SHORT PROBLEM: Rewrite everything from the first of the lines below down through the line containing "x-tick-label: 2019: [963, 635, 996, 652]", with "area-edge" changed to "area-border" and nothing else altered.

MATERIAL PROVIDED:
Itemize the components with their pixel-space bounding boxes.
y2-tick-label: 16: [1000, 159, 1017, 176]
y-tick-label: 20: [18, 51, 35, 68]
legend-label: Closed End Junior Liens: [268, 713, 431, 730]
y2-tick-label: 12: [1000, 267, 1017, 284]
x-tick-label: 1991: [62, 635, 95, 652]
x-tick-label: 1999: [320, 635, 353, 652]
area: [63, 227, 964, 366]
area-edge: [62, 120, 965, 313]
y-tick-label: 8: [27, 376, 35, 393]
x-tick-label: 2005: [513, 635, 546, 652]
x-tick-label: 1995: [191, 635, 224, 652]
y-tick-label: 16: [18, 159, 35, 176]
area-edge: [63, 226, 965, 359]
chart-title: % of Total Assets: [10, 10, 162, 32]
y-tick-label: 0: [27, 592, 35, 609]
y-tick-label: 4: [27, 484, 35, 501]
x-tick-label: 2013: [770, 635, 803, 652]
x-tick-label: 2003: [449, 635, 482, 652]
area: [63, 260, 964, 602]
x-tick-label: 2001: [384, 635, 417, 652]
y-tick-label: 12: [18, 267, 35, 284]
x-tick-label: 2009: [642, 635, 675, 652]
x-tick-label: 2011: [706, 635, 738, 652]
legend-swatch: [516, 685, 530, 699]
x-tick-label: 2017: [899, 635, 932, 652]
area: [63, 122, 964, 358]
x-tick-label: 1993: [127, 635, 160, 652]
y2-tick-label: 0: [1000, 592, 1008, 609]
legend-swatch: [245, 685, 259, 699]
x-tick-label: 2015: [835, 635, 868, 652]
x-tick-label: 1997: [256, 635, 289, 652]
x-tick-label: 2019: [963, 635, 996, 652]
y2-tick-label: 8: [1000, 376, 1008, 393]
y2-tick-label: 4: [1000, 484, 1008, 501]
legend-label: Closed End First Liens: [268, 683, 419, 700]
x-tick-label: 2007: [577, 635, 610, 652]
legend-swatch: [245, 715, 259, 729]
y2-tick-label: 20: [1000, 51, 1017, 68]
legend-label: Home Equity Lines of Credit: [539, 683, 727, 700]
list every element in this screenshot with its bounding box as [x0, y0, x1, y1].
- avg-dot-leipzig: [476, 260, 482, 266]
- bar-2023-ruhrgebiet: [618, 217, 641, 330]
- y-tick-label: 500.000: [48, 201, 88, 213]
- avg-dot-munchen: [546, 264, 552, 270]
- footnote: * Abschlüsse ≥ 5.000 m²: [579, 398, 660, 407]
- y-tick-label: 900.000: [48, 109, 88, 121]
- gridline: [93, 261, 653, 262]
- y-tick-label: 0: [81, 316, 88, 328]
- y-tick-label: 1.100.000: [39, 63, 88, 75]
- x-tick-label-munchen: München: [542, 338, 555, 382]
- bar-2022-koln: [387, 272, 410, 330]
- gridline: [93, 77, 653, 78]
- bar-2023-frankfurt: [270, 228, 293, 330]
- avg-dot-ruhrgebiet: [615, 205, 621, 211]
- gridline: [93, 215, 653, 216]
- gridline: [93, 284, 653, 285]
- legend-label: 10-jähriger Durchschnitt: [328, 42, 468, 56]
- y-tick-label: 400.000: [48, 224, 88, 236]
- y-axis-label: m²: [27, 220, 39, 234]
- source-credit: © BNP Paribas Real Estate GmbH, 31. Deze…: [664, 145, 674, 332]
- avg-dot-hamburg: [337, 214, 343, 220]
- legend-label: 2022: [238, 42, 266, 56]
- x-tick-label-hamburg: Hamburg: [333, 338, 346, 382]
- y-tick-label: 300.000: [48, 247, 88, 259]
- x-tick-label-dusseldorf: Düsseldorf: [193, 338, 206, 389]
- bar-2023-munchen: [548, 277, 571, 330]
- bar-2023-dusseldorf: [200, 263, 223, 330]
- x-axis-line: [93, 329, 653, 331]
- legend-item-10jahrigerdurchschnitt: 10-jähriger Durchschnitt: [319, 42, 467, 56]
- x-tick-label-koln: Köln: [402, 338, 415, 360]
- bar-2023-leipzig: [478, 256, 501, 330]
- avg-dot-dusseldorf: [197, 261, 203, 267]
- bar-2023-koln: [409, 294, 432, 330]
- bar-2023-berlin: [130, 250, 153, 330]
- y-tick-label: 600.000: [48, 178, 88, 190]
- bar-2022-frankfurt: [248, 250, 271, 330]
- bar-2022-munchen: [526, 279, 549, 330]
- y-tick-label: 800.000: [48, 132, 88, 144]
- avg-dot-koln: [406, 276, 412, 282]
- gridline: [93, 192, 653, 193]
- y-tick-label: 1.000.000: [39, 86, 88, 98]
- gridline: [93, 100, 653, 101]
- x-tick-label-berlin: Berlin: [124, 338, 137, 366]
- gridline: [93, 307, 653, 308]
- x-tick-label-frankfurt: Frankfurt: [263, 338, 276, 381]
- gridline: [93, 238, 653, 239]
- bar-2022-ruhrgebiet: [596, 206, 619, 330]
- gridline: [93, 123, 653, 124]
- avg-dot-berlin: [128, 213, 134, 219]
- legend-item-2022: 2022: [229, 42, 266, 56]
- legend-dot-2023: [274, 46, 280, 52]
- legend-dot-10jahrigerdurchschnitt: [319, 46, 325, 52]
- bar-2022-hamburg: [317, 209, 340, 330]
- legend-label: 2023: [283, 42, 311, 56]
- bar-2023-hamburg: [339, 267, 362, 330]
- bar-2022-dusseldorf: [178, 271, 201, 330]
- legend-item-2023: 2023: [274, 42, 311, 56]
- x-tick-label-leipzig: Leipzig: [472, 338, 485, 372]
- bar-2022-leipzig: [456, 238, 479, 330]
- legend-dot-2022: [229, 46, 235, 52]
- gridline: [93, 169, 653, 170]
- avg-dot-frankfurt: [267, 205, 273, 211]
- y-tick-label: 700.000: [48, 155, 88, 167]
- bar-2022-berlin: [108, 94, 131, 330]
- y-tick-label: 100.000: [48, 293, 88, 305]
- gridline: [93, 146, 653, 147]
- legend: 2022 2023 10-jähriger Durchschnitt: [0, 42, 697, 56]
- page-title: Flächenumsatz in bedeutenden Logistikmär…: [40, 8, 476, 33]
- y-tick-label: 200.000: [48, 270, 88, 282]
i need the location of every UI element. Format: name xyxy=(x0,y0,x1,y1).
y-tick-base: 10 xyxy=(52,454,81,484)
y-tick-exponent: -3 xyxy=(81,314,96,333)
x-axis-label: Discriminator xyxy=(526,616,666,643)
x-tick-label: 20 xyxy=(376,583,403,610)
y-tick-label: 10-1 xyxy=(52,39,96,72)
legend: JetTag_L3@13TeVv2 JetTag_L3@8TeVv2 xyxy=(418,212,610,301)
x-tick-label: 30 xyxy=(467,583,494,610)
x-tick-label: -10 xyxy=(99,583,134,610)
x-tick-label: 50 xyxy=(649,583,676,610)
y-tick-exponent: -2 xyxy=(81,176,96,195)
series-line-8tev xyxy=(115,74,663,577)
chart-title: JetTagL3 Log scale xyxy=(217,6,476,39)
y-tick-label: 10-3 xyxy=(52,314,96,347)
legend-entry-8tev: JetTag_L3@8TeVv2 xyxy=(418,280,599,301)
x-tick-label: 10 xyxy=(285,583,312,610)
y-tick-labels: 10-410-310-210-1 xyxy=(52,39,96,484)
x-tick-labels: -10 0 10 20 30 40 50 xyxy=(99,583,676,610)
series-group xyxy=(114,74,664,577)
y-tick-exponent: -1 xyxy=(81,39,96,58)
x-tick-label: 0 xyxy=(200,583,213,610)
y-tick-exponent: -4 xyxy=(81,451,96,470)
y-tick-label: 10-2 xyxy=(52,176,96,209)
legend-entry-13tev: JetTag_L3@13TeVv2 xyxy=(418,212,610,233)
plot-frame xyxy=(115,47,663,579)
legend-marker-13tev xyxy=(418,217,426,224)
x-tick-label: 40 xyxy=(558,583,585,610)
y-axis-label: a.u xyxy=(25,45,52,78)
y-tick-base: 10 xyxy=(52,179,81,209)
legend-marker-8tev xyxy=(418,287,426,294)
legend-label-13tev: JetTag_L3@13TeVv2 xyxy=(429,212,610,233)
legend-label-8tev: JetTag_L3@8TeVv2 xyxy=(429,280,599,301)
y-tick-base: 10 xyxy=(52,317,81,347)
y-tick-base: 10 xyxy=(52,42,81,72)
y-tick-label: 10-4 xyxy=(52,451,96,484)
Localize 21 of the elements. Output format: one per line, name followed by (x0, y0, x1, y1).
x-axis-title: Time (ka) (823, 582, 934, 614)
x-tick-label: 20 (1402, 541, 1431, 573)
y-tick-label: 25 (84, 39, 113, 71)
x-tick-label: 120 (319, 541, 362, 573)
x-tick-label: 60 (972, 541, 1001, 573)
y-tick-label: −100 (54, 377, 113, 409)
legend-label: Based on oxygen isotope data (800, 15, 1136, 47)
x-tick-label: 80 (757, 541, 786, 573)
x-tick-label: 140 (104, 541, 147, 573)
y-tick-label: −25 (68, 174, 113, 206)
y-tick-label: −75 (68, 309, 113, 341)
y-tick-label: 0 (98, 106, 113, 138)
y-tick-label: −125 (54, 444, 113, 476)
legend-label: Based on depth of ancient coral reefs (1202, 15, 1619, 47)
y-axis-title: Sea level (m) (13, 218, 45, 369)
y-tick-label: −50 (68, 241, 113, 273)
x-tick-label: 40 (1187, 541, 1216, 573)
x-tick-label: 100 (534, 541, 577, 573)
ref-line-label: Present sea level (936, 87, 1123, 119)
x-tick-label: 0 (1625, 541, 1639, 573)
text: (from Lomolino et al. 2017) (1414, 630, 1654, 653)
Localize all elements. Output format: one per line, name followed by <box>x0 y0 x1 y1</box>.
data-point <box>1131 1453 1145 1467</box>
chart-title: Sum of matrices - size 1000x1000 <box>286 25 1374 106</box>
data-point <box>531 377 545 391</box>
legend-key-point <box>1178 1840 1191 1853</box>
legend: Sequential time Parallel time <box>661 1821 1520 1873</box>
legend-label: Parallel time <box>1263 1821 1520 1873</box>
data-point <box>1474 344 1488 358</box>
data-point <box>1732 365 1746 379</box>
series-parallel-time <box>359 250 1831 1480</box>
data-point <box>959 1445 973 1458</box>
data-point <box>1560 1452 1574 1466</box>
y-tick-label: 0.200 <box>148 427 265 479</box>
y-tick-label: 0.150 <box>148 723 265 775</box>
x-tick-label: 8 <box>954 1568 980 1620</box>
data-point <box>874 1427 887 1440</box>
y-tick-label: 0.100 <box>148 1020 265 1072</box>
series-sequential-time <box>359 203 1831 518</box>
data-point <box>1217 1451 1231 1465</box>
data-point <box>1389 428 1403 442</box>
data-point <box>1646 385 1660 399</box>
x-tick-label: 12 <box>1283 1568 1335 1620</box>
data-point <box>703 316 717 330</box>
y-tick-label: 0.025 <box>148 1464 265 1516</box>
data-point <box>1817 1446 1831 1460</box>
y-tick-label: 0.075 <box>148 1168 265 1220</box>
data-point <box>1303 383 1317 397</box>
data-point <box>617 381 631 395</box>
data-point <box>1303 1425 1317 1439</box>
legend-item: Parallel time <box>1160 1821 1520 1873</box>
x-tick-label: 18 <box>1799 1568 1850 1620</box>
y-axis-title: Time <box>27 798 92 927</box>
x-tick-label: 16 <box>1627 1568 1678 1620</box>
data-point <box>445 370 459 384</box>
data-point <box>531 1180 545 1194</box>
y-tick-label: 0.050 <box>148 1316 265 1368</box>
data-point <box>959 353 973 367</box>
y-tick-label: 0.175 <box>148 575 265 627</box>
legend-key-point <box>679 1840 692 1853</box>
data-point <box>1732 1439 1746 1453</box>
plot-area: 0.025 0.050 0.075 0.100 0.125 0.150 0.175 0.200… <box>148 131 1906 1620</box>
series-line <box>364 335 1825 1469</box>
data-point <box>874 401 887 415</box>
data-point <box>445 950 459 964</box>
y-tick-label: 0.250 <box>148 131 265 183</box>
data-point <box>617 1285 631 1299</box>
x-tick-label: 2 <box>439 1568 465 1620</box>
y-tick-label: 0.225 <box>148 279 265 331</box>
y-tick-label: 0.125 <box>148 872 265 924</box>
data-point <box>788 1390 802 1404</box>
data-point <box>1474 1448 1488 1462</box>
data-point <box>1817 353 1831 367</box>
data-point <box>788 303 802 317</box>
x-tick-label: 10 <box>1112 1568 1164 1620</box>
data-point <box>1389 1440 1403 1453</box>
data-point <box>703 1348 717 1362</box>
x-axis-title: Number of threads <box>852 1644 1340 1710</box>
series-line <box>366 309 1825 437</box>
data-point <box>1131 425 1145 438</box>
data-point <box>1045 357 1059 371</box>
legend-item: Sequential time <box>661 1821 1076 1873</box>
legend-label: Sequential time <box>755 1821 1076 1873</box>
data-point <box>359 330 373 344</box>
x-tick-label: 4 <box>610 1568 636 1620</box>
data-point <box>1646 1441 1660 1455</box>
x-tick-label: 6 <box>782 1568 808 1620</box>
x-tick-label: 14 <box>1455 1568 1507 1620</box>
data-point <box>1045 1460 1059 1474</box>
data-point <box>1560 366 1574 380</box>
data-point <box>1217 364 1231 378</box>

CORRECT RESPONSE:
Itemize the components with their pixel-space bounding boxes.
y2-tick-label: 16: [1000, 159, 1017, 176]
y-tick-label: 20: [18, 51, 35, 68]
legend-label: Closed End Junior Liens: [268, 713, 431, 730]
y2-tick-label: 12: [1000, 267, 1017, 284]
x-tick-label: 1991: [62, 635, 95, 652]
x-tick-label: 1999: [320, 635, 353, 652]
area: [63, 227, 964, 366]
area-border: [62, 120, 965, 313]
y-tick-label: 8: [27, 376, 35, 393]
x-tick-label: 2005: [513, 635, 546, 652]
x-tick-label: 1995: [191, 635, 224, 652]
y-tick-label: 16: [18, 159, 35, 176]
area-border: [63, 226, 965, 359]
chart-title: % of Total Assets: [10, 10, 162, 32]
y-tick-label: 0: [27, 592, 35, 609]
y-tick-label: 4: [27, 484, 35, 501]
x-tick-label: 2013: [770, 635, 803, 652]
x-tick-label: 2003: [449, 635, 482, 652]
area: [63, 260, 964, 602]
x-tick-label: 2001: [384, 635, 417, 652]
y-tick-label: 12: [18, 267, 35, 284]
x-tick-label: 2009: [642, 635, 675, 652]
x-tick-label: 2011: [706, 635, 738, 652]
legend-swatch: [516, 685, 530, 699]
x-tick-label: 2017: [899, 635, 932, 652]
area: [63, 122, 964, 358]
x-tick-label: 1993: [127, 635, 160, 652]
y2-tick-label: 0: [1000, 592, 1008, 609]
legend-swatch: [245, 685, 259, 699]
x-tick-label: 2015: [835, 635, 868, 652]
x-tick-label: 1997: [256, 635, 289, 652]
x-tick-label: 2019: [963, 635, 996, 652]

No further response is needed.